Dataset rows

***

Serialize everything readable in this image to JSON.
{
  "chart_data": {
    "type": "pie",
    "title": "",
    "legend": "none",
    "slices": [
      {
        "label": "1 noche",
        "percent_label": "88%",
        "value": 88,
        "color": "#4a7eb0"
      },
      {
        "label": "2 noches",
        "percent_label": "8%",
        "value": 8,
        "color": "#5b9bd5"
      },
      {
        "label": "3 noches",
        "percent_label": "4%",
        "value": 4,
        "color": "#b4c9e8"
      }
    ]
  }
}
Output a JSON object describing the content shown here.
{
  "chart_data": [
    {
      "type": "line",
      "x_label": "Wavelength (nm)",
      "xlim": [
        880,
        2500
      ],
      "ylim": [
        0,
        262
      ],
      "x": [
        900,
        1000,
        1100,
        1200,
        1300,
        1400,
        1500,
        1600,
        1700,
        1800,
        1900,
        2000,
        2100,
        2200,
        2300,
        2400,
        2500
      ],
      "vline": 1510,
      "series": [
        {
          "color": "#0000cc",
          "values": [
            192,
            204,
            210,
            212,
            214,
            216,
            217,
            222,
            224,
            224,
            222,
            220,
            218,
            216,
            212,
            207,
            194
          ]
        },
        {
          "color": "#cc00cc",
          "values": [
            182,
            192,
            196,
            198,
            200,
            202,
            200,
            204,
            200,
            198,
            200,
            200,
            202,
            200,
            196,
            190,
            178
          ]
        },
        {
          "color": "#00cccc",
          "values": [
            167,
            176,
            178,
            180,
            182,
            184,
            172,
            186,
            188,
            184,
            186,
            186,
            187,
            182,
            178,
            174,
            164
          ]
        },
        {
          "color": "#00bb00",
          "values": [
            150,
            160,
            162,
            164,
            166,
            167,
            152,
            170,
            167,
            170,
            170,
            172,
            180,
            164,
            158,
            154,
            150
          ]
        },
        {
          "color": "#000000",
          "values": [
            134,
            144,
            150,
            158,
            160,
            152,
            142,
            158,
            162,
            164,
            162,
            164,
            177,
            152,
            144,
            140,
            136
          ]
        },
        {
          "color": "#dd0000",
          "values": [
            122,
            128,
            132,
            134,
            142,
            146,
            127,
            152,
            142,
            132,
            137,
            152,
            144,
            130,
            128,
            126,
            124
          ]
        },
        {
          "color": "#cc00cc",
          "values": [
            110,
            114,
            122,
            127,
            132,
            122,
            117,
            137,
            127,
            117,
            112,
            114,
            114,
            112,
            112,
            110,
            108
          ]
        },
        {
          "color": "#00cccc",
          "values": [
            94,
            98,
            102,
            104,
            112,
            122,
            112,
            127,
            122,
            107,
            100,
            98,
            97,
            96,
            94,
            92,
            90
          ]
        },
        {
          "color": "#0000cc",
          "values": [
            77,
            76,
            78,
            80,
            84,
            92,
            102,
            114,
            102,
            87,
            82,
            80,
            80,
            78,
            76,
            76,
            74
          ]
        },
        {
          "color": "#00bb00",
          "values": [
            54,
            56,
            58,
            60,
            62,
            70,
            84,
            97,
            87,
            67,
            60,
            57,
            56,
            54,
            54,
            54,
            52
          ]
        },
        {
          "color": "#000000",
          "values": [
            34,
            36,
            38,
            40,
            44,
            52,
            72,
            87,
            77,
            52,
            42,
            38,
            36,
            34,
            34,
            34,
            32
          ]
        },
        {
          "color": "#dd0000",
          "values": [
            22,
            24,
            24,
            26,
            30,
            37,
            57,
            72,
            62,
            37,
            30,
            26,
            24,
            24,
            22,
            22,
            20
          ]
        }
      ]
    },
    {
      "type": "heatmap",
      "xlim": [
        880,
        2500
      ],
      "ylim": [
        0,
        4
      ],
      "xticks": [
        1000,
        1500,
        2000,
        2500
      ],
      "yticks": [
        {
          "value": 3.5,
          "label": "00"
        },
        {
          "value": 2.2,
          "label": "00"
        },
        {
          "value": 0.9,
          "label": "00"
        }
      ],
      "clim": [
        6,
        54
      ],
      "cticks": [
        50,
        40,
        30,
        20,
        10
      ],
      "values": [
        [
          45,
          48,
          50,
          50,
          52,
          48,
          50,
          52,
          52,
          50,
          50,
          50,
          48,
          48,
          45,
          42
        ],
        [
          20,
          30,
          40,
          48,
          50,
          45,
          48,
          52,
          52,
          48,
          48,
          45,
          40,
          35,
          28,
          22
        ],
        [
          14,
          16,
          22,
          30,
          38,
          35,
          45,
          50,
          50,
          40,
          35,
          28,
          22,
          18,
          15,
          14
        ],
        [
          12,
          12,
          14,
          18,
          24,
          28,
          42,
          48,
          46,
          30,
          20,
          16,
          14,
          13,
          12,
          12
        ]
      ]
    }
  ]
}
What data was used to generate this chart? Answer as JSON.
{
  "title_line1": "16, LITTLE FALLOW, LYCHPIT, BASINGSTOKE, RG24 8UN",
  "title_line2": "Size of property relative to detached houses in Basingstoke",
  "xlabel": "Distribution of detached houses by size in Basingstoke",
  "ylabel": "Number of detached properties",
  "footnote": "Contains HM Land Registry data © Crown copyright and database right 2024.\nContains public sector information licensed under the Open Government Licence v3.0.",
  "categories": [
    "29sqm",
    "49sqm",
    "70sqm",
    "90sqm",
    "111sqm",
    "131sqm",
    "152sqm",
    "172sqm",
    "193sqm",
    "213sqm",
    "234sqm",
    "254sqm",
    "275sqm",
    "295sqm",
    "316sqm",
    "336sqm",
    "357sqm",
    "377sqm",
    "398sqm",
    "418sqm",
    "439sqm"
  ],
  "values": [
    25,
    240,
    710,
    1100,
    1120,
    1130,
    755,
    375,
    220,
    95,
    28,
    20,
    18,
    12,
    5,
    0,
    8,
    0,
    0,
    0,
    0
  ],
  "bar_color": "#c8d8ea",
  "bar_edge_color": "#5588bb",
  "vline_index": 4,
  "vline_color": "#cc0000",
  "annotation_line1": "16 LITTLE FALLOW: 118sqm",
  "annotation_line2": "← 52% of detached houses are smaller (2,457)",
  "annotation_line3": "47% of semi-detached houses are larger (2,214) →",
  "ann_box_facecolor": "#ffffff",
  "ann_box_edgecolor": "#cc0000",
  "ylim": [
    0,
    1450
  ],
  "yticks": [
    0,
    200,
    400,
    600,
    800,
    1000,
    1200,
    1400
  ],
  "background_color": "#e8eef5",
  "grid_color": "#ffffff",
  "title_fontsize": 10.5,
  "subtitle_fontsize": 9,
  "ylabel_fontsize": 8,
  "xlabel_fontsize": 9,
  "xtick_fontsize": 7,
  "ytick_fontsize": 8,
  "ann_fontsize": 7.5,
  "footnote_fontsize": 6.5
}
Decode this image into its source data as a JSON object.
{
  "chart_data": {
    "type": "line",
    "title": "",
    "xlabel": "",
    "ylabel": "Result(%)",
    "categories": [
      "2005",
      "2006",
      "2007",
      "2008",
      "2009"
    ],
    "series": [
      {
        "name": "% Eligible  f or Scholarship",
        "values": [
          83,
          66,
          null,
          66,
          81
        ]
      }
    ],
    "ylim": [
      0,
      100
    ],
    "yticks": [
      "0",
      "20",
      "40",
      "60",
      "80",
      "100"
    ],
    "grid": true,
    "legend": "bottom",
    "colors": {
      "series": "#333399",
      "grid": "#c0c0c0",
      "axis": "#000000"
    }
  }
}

***

- **Task prompt**:
Extract each line of the material exactly as it stands.

- **Output of the exercise**:
Serialize everything readable in this image to JSON.
{
  "chart_data": {
    "type": "pie",
    "title": "",
    "legend": "none",
    "slices": [
      {
        "label": "1 noche",
        "percent_label": "88%",
        "value": 88,
        "color": "#4a7eb0"
      },
      {
        "label": "2 noches",
        "percent_label": "8%",
        "value": 8,
        "color": "#5b9bd5"
      },
      {
        "label": "3 noches",
        "percent_label": "4%",
        "value": 4,
        "color": "#b4c9e8"
      }
    ]
  }
}
Output a JSON object describing the content shown here.
{
  "chart_data": [
    {
      "type": "line",
      "x_label": "Wavelength (nm)",
      "xlim": [
        880,
        2500
      ],
      "ylim": [
        0,
        262
      ],
      "x": [
        900,
        1000,
        1100,
        1200,
        1300,
        1400,
        1500,
        1600,
        1700,
        1800,
        1900,
        2000,
        2100,
        2200,
        2300,
        2400,
        2500
      ],
      "vline": 1510,
      "series": [
        {
          "color": "#0000cc",
          "values": [
            192,
            204,
            210,
            212,
            214,
            216,
            217,
            222,
            224,
            224,
            222,
            220,
            218,
            216,
            212,
            207,
            194
          ]
        },
        {
          "color": "#cc00cc",
          "values": [
            182,
            192,
            196,
            198,
            200,
            202,
            200,
            204,
            200,
            198,
            200,
            200,
            202,
            200,
            196,
            190,
            178
          ]
        },
        {
          "color": "#00cccc",
          "values": [
            167,
            176,
            178,
            180,
            182,
            184,
            172,
            186,
            188,
            184,
            186,
            186,
            187,
            182,
            178,
            174,
            164
          ]
        },
        {
          "color": "#00bb00",
          "values": [
            150,
            160,
            162,
            164,
            166,
            167,
            152,
            170,
            167,
            170,
            170,
            172,
            180,
            164,
            158,
            154,
            150
          ]
        },
        {
          "color": "#000000",
          "values": [
            134,
            144,
            150,
            158,
            160,
            152,
            142,
            158,
            162,
            164,
            162,
            164,
            177,
            152,
            144,
            140,
            136
          ]
        },
        {
          "color": "#dd0000",
          "values": [
            122,
            128,
            132,
            134,
            142,
            146,
            127,
            152,
            142,
            132,
            137,
            152,
            144,
            130,
            128,
            126,
            124
          ]
        },
        {
          "color": "#cc00cc",
          "values": [
            110,
            114,
            122,
            127,
            132,
            122,
            117,
            137,
            127,
            117,
            112,
            114,
            114,
            112,
            112,
            110,
            108
          ]
        },
        {
          "color": "#00cccc",
          "values": [
            94,
            98,
            102,
            104,
            112,
            122,
            112,
            127,
            122,
            107,
            100,
            98,
            97,
            96,
            94,
            92,
            90
          ]
        },
        {
          "color": "#0000cc",
          "values": [
            77,
            76,
            78,
            80,
            84,
            92,
            102,
            114,
            102,
            87,
            82,
            80,
            80,
            78,
            76,
            76,
            74
          ]
        },
        {
          "color": "#00bb00",
          "values": [
            54,
            56,
            58,
            60,
            62,
            70,
            84,
            97,
            87,
            67,
            60,
            57,
            56,
            54,
            54,
            54,
            52
          ]
        },
        {
          "color": "#000000",
          "values": [
            34,
            36,
            38,
            40,
            44,
            52,
            72,
            87,
            77,
            52,
            42,
            38,
            36,
            34,
            34,
            34,
            32
          ]
        },
        {
          "color": "#dd0000",
          "values": [
            22,
            24,
            24,
            26,
            30,
            37,
            57,
            72,
            62,
            37,
            30,
            26,
            24,
            24,
            22,
            22,
            20
          ]
        }
      ]
    },
    {
      "type": "heatmap",
      "xlim": [
        880,
        2500
      ],
      "ylim": [
        0,
        4
      ],
      "xticks": [
        1000,
        1500,
        2000,
        2500
      ],
      "yticks": [
        {
          "value": 3.5,
          "label": "00"
        },
        {
          "value": 2.2,
          "label": "00"
        },
        {
          "value": 0.9,
          "label": "00"
        }
      ],
      "clim": [
        6,
        54
      ],
      "cticks": [
        50,
        40,
        30,
        20,
        10
      ],
      "values": [
        [
          45,
          48,
          50,
          50,
          52,
          48,
          50,
          52,
          52,
          50,
          50,
          50,
          48,
          48,
          45,
          42
        ],
        [
          20,
          30,
          40,
          48,
          50,
          45,
          48,
          52,
          52,
          48,
          48,
          45,
          40,
          35,
          28,
          22
        ],
        [
          14,
          16,
          22,
          30,
          38,
          35,
          45,
          50,
          50,
          40,
          35,
          28,
          22,
          18,
          15,
          14
        ],
        [
          12,
          12,
          14,
          18,
          24,
          28,
          42,
          48,
          46,
          30,
          20,
          16,
          14,
          13,
          12,
          12
        ]
      ]
    }
  ]
}
What data was used to generate this chart? Answer as JSON.
{
  "title_line1": "16, LITTLE FALLOW, LYCHPIT, BASINGSTOKE, RG24 8UN",
  "title_line2": "Size of property relative to detached houses in Basingstoke",
  "xlabel": "Distribution of detached houses by size in Basingstoke",
  "ylabel": "Number of detached properties",
  "footnote": "Contains HM Land Registry data © Crown copyright and database right 2024.\nContains public sector information licensed under the Open Government Licence v3.0.",
  "categories": [
    "29sqm",
    "49sqm",
    "70sqm",
    "90sqm",
    "111sqm",
    "131sqm",
    "152sqm",
    "172sqm",
    "193sqm",
    "213sqm",
    "234sqm",
    "254sqm",
    "275sqm",
    "295sqm",
    "316sqm",
    "336sqm",
    "357sqm",
    "377sqm",
    "398sqm",
    "418sqm",
    "439sqm"
  ],
  "values": [
    25,
    240,
    710,
    1100,
    1120,
    1130,
    755,
    375,
    220,
    95,
    28,
    20,
    18,
    12,
    5,
    0,
    8,
    0,
    0,
    0,
    0
  ],
  "bar_color": "#c8d8ea",
  "bar_edge_color": "#5588bb",
  "vline_index": 4,
  "vline_color": "#cc0000",
  "annotation_line1": "16 LITTLE FALLOW: 118sqm",
  "annotation_line2": "← 52% of detached houses are smaller (2,457)",
  "annotation_line3": "47% of semi-detached houses are larger (2,214) →",
  "ann_box_facecolor": "#ffffff",
  "ann_box_edgecolor": "#cc0000",
  "ylim": [
    0,
    1450
  ],
  "yticks": [
    0,
    200,
    400,
    600,
    800,
    1000,
    1200,
    1400
  ],
  "background_color": "#e8eef5",
  "grid_color": "#ffffff",
  "title_fontsize": 10.5,
  "subtitle_fontsize": 9,
  "ylabel_fontsize": 8,
  "xlabel_fontsize": 9,
  "xtick_fontsize": 7,
  "ytick_fontsize": 8,
  "ann_fontsize": 7.5,
  "footnote_fontsize": 6.5
}
Decode this image into its source data as a JSON object.
{
  "chart_data": {
    "type": "line",
    "title": "",
    "xlabel": "",
    "ylabel": "Result(%)",
    "categories": [
      "2005",
      "2006",
      "2007",
      "2008",
      "2009"
    ],
    "series": [
      {
        "name": "% Eligible  f or Scholarship",
        "values": [
          83,
          66,
          null,
          66,
          81
        ]
      }
    ],
    "ylim": [
      0,
      100
    ],
    "yticks": [
      "0",
      "20",
      "40",
      "60",
      "80",
      "100"
    ],
    "grid": true,
    "legend": "bottom",
    "colors": {
      "series": "#333399",
      "grid": "#c0c0c0",
      "axis": "#000000"
    }
  }
}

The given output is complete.